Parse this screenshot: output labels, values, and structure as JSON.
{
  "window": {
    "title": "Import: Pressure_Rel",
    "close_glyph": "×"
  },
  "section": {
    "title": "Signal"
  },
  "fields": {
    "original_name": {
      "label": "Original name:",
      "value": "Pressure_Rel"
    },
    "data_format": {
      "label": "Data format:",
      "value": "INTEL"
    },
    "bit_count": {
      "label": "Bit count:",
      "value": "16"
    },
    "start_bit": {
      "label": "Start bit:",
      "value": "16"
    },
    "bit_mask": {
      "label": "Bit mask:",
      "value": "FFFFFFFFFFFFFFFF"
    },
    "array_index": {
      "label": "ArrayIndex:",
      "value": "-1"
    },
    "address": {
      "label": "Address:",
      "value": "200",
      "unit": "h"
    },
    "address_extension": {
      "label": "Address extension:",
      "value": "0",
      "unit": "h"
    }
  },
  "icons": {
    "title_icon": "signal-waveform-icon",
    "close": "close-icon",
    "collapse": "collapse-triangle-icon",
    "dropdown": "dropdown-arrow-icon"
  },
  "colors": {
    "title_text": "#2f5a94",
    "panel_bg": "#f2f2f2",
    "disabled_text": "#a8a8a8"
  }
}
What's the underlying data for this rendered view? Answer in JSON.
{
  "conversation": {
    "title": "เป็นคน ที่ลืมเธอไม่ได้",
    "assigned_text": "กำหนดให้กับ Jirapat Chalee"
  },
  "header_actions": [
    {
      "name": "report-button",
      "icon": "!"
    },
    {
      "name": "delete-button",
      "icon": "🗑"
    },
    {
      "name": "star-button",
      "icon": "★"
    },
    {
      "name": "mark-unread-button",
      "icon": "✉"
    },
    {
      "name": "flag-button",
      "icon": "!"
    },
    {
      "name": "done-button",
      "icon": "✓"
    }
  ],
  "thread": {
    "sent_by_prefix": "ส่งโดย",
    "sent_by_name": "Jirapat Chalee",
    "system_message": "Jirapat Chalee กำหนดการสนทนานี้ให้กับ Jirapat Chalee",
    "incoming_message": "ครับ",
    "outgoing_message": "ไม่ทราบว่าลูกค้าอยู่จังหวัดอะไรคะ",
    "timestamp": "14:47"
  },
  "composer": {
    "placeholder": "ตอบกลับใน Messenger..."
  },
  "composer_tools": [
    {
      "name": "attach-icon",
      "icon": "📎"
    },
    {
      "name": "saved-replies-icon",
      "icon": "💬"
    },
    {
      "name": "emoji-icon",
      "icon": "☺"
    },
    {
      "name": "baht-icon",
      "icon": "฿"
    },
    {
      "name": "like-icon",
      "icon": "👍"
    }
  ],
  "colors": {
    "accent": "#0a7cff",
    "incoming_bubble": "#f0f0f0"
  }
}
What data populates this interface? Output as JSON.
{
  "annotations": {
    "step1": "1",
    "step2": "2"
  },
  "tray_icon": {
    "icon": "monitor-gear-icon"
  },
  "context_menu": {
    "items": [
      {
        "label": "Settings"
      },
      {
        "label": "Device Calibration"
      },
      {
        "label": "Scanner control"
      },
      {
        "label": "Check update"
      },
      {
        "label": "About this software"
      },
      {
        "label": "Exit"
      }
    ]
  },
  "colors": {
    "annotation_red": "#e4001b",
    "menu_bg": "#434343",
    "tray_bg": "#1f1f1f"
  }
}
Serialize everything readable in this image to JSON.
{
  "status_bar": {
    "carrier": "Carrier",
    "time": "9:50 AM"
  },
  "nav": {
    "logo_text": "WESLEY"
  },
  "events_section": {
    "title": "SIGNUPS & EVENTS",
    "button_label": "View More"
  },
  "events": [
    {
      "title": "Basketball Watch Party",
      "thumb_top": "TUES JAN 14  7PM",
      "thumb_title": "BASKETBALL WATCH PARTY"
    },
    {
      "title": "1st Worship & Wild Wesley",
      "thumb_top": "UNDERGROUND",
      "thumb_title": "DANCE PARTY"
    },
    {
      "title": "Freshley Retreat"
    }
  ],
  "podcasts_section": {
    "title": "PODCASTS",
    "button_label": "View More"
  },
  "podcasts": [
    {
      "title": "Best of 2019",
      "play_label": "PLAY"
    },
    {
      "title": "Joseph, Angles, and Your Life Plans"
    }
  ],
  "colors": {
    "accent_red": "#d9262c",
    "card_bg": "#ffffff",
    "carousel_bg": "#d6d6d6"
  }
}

● ● ● ● ●

Write out every entry above, word for word.

Output of the task:
Parse this screenshot: output labels, values, and structure as JSON.
{
  "window": {
    "title": "Import: Pressure_Rel",
    "close_glyph": "×"
  },
  "section": {
    "title": "Signal"
  },
  "fields": {
    "original_name": {
      "label": "Original name:",
      "value": "Pressure_Rel"
    },
    "data_format": {
      "label": "Data format:",
      "value": "INTEL"
    },
    "bit_count": {
      "label": "Bit count:",
      "value": "16"
    },
    "start_bit": {
      "label": "Start bit:",
      "value": "16"
    },
    "bit_mask": {
      "label": "Bit mask:",
      "value": "FFFFFFFFFFFFFFFF"
    },
    "array_index": {
      "label": "ArrayIndex:",
      "value": "-1"
    },
    "address": {
      "label": "Address:",
      "value": "200",
      "unit": "h"
    },
    "address_extension": {
      "label": "Address extension:",
      "value": "0",
      "unit": "h"
    }
  },
  "icons": {
    "title_icon": "signal-waveform-icon",
    "close": "close-icon",
    "collapse": "collapse-triangle-icon",
    "dropdown": "dropdown-arrow-icon"
  },
  "colors": {
    "title_text": "#2f5a94",
    "panel_bg": "#f2f2f2",
    "disabled_text": "#a8a8a8"
  }
}
What's the underlying data for this rendered view? Answer in JSON.
{
  "conversation": {
    "title": "เป็นคน ที่ลืมเธอไม่ได้",
    "assigned_text": "กำหนดให้กับ Jirapat Chalee"
  },
  "header_actions": [
    {
      "name": "report-button",
      "icon": "!"
    },
    {
      "name": "delete-button",
      "icon": "🗑"
    },
    {
      "name": "star-button",
      "icon": "★"
    },
    {
      "name": "mark-unread-button",
      "icon": "✉"
    },
    {
      "name": "flag-button",
      "icon": "!"
    },
    {
      "name": "done-button",
      "icon": "✓"
    }
  ],
  "thread": {
    "sent_by_prefix": "ส่งโดย",
    "sent_by_name": "Jirapat Chalee",
    "system_message": "Jirapat Chalee กำหนดการสนทนานี้ให้กับ Jirapat Chalee",
    "incoming_message": "ครับ",
    "outgoing_message": "ไม่ทราบว่าลูกค้าอยู่จังหวัดอะไรคะ",
    "timestamp": "14:47"
  },
  "composer": {
    "placeholder": "ตอบกลับใน Messenger..."
  },
  "composer_tools": [
    {
      "name": "attach-icon",
      "icon": "📎"
    },
    {
      "name": "saved-replies-icon",
      "icon": "💬"
    },
    {
      "name": "emoji-icon",
      "icon": "☺"
    },
    {
      "name": "baht-icon",
      "icon": "฿"
    },
    {
      "name": "like-icon",
      "icon": "👍"
    }
  ],
  "colors": {
    "accent": "#0a7cff",
    "incoming_bubble": "#f0f0f0"
  }
}
What data populates this interface? Output as JSON.
{
  "annotations": {
    "step1": "1",
    "step2": "2"
  },
  "tray_icon": {
    "icon": "monitor-gear-icon"
  },
  "context_menu": {
    "items": [
      {
        "label": "Settings"
      },
      {
        "label": "Device Calibration"
      },
      {
        "label": "Scanner control"
      },
      {
        "label": "Check update"
      },
      {
        "label": "About this software"
      },
      {
        "label": "Exit"
      }
    ]
  },
  "colors": {
    "annotation_red": "#e4001b",
    "menu_bg": "#434343",
    "tray_bg": "#1f1f1f"
  }
}
Serialize everything readable in this image to JSON.
{
  "status_bar": {
    "carrier": "Carrier",
    "time": "9:50 AM"
  },
  "nav": {
    "logo_text": "WESLEY"
  },
  "events_section": {
    "title": "SIGNUPS & EVENTS",
    "button_label": "View More"
  },
  "events": [
    {
      "title": "Basketball Watch Party",
      "thumb_top": "TUES JAN 14  7PM",
      "thumb_title": "BASKETBALL WATCH PARTY"
    },
    {
      "title": "1st Worship & Wild Wesley",
      "thumb_top": "UNDERGROUND",
      "thumb_title": "DANCE PARTY"
    },
    {
      "title": "Freshley Retreat"
    }
  ],
  "podcasts_section": {
    "title": "PODCASTS",
    "button_label": "View More"
  },
  "podcasts": [
    {
      "title": "Best of 2019",
      "play_label": "PLAY"
    },
    {
      "title": "Joseph, Angles, and Your Life Plans"
    }
  ],
  "colors": {
    "accent_red": "#d9262c",
    "card_bg": "#ffffff",
    "carousel_bg": "#d6d6d6"
  }
}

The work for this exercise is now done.